#### What is asked
Copy every line of the data below verbatim, keeping each character, number and bracket unchanged.

-- start Information given --

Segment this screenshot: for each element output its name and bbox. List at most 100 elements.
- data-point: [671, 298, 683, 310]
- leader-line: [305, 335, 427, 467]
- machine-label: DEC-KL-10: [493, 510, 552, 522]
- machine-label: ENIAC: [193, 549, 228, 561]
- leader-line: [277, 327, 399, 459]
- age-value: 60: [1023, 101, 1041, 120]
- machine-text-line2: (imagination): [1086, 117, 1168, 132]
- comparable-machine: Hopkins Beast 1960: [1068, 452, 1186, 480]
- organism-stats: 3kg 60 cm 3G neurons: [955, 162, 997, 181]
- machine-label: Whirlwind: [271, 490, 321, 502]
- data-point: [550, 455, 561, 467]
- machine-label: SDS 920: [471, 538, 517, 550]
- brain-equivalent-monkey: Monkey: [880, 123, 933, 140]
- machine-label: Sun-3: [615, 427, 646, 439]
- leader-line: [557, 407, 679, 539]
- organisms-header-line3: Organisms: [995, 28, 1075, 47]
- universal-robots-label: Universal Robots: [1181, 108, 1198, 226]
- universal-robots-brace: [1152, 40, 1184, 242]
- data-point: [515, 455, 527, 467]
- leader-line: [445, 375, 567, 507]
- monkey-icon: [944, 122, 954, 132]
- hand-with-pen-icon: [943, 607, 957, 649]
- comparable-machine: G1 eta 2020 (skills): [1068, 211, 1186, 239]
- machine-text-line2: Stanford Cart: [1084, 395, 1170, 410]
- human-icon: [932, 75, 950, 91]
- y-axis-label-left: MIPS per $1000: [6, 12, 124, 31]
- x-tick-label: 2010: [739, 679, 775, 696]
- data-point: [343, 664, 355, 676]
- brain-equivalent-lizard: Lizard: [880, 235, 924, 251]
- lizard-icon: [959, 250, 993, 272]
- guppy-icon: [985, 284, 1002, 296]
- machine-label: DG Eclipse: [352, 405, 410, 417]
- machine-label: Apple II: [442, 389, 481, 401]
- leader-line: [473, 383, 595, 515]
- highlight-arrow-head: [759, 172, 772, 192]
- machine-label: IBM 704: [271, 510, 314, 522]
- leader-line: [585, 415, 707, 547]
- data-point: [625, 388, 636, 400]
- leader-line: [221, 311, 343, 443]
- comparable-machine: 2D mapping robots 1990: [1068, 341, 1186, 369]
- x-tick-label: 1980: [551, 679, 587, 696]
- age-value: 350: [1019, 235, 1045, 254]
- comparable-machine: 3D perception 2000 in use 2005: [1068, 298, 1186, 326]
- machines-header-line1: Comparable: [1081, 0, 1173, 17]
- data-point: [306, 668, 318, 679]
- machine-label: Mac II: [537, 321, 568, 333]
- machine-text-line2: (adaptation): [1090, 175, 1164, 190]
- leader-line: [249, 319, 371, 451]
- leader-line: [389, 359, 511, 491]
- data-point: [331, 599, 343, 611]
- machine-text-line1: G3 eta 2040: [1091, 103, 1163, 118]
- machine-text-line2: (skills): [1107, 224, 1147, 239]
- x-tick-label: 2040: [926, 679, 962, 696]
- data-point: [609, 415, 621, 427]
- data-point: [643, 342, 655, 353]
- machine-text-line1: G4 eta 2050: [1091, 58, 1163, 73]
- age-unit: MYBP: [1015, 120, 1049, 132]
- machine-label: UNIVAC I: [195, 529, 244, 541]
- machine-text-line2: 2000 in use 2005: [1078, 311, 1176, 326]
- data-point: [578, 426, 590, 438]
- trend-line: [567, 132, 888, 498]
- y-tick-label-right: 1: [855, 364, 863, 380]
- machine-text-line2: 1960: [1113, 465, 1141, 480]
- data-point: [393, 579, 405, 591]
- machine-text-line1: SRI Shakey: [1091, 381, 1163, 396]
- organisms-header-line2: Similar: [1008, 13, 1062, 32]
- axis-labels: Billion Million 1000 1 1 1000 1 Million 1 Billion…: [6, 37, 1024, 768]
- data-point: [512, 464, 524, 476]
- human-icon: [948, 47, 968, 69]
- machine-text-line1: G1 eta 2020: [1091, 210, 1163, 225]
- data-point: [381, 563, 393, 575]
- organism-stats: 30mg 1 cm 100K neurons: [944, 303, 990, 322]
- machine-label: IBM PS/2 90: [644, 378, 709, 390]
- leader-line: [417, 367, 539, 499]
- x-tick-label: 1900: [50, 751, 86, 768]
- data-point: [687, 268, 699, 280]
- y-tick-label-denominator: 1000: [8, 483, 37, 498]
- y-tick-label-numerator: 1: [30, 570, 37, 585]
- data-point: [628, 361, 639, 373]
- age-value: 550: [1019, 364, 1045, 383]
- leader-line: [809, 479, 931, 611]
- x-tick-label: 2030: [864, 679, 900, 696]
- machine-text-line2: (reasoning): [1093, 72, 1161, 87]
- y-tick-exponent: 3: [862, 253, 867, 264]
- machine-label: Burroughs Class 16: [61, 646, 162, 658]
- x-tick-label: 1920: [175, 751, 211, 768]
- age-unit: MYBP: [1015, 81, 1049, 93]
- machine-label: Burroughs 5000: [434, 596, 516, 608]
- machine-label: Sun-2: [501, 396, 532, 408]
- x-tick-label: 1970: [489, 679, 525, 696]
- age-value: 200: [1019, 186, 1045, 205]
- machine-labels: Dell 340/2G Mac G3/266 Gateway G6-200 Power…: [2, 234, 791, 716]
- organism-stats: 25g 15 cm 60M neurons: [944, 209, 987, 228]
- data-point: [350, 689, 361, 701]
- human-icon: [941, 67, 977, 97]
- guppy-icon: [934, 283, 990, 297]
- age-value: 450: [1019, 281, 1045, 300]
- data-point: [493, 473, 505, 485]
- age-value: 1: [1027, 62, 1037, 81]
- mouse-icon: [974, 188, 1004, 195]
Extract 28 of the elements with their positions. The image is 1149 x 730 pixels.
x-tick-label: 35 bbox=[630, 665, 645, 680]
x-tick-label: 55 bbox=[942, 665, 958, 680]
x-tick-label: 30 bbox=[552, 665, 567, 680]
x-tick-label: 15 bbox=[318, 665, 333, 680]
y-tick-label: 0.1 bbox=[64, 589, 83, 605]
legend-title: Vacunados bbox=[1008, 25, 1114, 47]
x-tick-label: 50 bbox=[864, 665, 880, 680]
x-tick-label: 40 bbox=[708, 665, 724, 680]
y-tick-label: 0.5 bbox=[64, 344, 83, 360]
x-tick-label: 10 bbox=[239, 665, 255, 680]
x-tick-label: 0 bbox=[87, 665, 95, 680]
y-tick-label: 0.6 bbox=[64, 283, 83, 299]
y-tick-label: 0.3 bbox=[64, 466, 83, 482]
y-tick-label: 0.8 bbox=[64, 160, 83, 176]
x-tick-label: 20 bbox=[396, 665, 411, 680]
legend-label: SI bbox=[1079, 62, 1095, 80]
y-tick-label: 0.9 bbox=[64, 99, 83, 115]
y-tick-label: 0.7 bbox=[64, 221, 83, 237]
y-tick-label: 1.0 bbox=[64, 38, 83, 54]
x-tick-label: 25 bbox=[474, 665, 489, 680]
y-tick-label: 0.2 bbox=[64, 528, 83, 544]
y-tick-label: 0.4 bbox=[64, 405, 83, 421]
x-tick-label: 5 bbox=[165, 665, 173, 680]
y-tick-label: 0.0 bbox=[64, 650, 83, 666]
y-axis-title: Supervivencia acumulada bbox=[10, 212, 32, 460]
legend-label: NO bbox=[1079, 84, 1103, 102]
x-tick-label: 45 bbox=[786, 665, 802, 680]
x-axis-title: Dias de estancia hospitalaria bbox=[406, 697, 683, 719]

-- end Information given --

#### Reply to the task
Segment this screenshot: for each element output its name and bbox. List at most 100 elements.
- data-point: [671, 298, 683, 310]
- leader-line: [305, 335, 427, 467]
- machine-label: DEC-KL-10: [493, 510, 552, 522]
- machine-label: ENIAC: [193, 549, 228, 561]
- leader-line: [277, 327, 399, 459]
- age-value: 60: [1023, 101, 1041, 120]
- machine-text-line2: (imagination): [1086, 117, 1168, 132]
- comparable-machine: Hopkins Beast 1960: [1068, 452, 1186, 480]
- organism-stats: 3kg 60 cm 3G neurons: [955, 162, 997, 181]
- machine-label: Whirlwind: [271, 490, 321, 502]
- data-point: [550, 455, 561, 467]
- machine-label: SDS 920: [471, 538, 517, 550]
- brain-equivalent-monkey: Monkey: [880, 123, 933, 140]
- machine-label: Sun-3: [615, 427, 646, 439]
- leader-line: [557, 407, 679, 539]
- organisms-header-line3: Organisms: [995, 28, 1075, 47]
- universal-robots-label: Universal Robots: [1181, 108, 1198, 226]
- universal-robots-brace: [1152, 40, 1184, 242]
- data-point: [515, 455, 527, 467]
- leader-line: [445, 375, 567, 507]
- monkey-icon: [944, 122, 954, 132]
- hand-with-pen-icon: [943, 607, 957, 649]
- comparable-machine: G1 eta 2020 (skills): [1068, 211, 1186, 239]
- machine-text-line2: Stanford Cart: [1084, 395, 1170, 410]
- human-icon: [932, 75, 950, 91]
- y-axis-label-left: MIPS per $1000: [6, 12, 124, 31]
- x-tick-label: 2010: [739, 679, 775, 696]
- data-point: [343, 664, 355, 676]
- brain-equivalent-lizard: Lizard: [880, 235, 924, 251]
- lizard-icon: [959, 250, 993, 272]
- guppy-icon: [985, 284, 1002, 296]
- machine-label: DG Eclipse: [352, 405, 410, 417]
- machine-label: Apple II: [442, 389, 481, 401]
- leader-line: [473, 383, 595, 515]
- highlight-arrow-head: [759, 172, 772, 192]
- machine-label: IBM 704: [271, 510, 314, 522]
- leader-line: [585, 415, 707, 547]
- data-point: [625, 388, 636, 400]
- leader-line: [221, 311, 343, 443]
- comparable-machine: 2D mapping robots 1990: [1068, 341, 1186, 369]
- x-tick-label: 1980: [551, 679, 587, 696]
- age-value: 350: [1019, 235, 1045, 254]
- comparable-machine: 3D perception 2000 in use 2005: [1068, 298, 1186, 326]
- machines-header-line1: Comparable: [1081, 0, 1173, 17]
- data-point: [306, 668, 318, 679]
- machine-label: Mac II: [537, 321, 568, 333]
- machine-text-line2: (adaptation): [1090, 175, 1164, 190]
- leader-line: [249, 319, 371, 451]
- leader-line: [389, 359, 511, 491]
- data-point: [331, 599, 343, 611]
- machine-text-line1: G3 eta 2040: [1091, 103, 1163, 118]
- machine-text-line2: (skills): [1107, 224, 1147, 239]
- x-tick-label: 2040: [926, 679, 962, 696]
- data-point: [609, 415, 621, 427]
- data-point: [643, 342, 655, 353]
- machine-text-line1: G4 eta 2050: [1091, 58, 1163, 73]
- age-unit: MYBP: [1015, 120, 1049, 132]
- machine-label: UNIVAC I: [195, 529, 244, 541]
- machine-text-line2: 2000 in use 2005: [1078, 311, 1176, 326]
- data-point: [578, 426, 590, 438]
- trend-line: [567, 132, 888, 498]
- y-tick-label-right: 1: [855, 364, 863, 380]
- machine-text-line2: 1960: [1113, 465, 1141, 480]
- data-point: [393, 579, 405, 591]
- machine-text-line1: SRI Shakey: [1091, 381, 1163, 396]
- organisms-header-line2: Similar: [1008, 13, 1062, 32]
- axis-labels: Billion Million 1000 1 1 1000 1 Million 1 Billion…: [6, 37, 1024, 768]
- data-point: [512, 464, 524, 476]
- human-icon: [948, 47, 968, 69]
- machine-text-line1: G1 eta 2020: [1091, 210, 1163, 225]
- data-point: [381, 563, 393, 575]
- organism-stats: 30mg 1 cm 100K neurons: [944, 303, 990, 322]
- machine-label: IBM PS/2 90: [644, 378, 709, 390]
- leader-line: [417, 367, 539, 499]
- x-tick-label: 1900: [50, 751, 86, 768]
- data-point: [687, 268, 699, 280]
- y-tick-label-denominator: 1000: [8, 483, 37, 498]
- y-tick-label-numerator: 1: [30, 570, 37, 585]
- data-point: [628, 361, 639, 373]
- age-value: 550: [1019, 364, 1045, 383]
- leader-line: [809, 479, 931, 611]
- x-tick-label: 2030: [864, 679, 900, 696]
- machine-text-line2: (reasoning): [1093, 72, 1161, 87]
- y-tick-exponent: 3: [862, 253, 867, 264]
- machine-label: Burroughs Class 16: [61, 646, 162, 658]
- x-tick-label: 1920: [175, 751, 211, 768]
- age-unit: MYBP: [1015, 81, 1049, 93]
- machine-label: Burroughs 5000: [434, 596, 516, 608]
- machine-label: Sun-2: [501, 396, 532, 408]
- x-tick-label: 1970: [489, 679, 525, 696]
- age-value: 200: [1019, 186, 1045, 205]
- machine-labels: Dell 340/2G Mac G3/266 Gateway G6-200 Power…: [2, 234, 791, 716]
- organism-stats: 25g 15 cm 60M neurons: [944, 209, 987, 228]
- data-point: [350, 689, 361, 701]
- human-icon: [941, 67, 977, 97]
- guppy-icon: [934, 283, 990, 297]
- age-value: 450: [1019, 281, 1045, 300]
- data-point: [493, 473, 505, 485]
- age-value: 1: [1027, 62, 1037, 81]
- mouse-icon: [974, 188, 1004, 195]
Extract 28 of the elements with their positions. The image is 1149 x 730 pixels.
x-tick-label: 35 bbox=[630, 665, 645, 680]
x-tick-label: 55 bbox=[942, 665, 958, 680]
x-tick-label: 30 bbox=[552, 665, 567, 680]
x-tick-label: 15 bbox=[318, 665, 333, 680]
y-tick-label: 0.1 bbox=[64, 589, 83, 605]
legend-title: Vacunados bbox=[1008, 25, 1114, 47]
x-tick-label: 50 bbox=[864, 665, 880, 680]
x-tick-label: 40 bbox=[708, 665, 724, 680]
y-tick-label: 0.5 bbox=[64, 344, 83, 360]
x-tick-label: 10 bbox=[239, 665, 255, 680]
x-tick-label: 0 bbox=[87, 665, 95, 680]
y-tick-label: 0.6 bbox=[64, 283, 83, 299]
y-tick-label: 0.3 bbox=[64, 466, 83, 482]
y-tick-label: 0.8 bbox=[64, 160, 83, 176]
x-tick-label: 20 bbox=[396, 665, 411, 680]
legend-label: SI bbox=[1079, 62, 1095, 80]
y-tick-label: 0.9 bbox=[64, 99, 83, 115]
y-tick-label: 0.7 bbox=[64, 221, 83, 237]
y-tick-label: 1.0 bbox=[64, 38, 83, 54]
x-tick-label: 25 bbox=[474, 665, 489, 680]
y-tick-label: 0.2 bbox=[64, 528, 83, 544]
y-tick-label: 0.4 bbox=[64, 405, 83, 421]
x-tick-label: 5 bbox=[165, 665, 173, 680]
y-tick-label: 0.0 bbox=[64, 650, 83, 666]
y-axis-title: Supervivencia acumulada bbox=[10, 212, 32, 460]
legend-label: NO bbox=[1079, 84, 1103, 102]
x-tick-label: 45 bbox=[786, 665, 802, 680]
x-axis-title: Dias de estancia hospitalaria bbox=[406, 697, 683, 719]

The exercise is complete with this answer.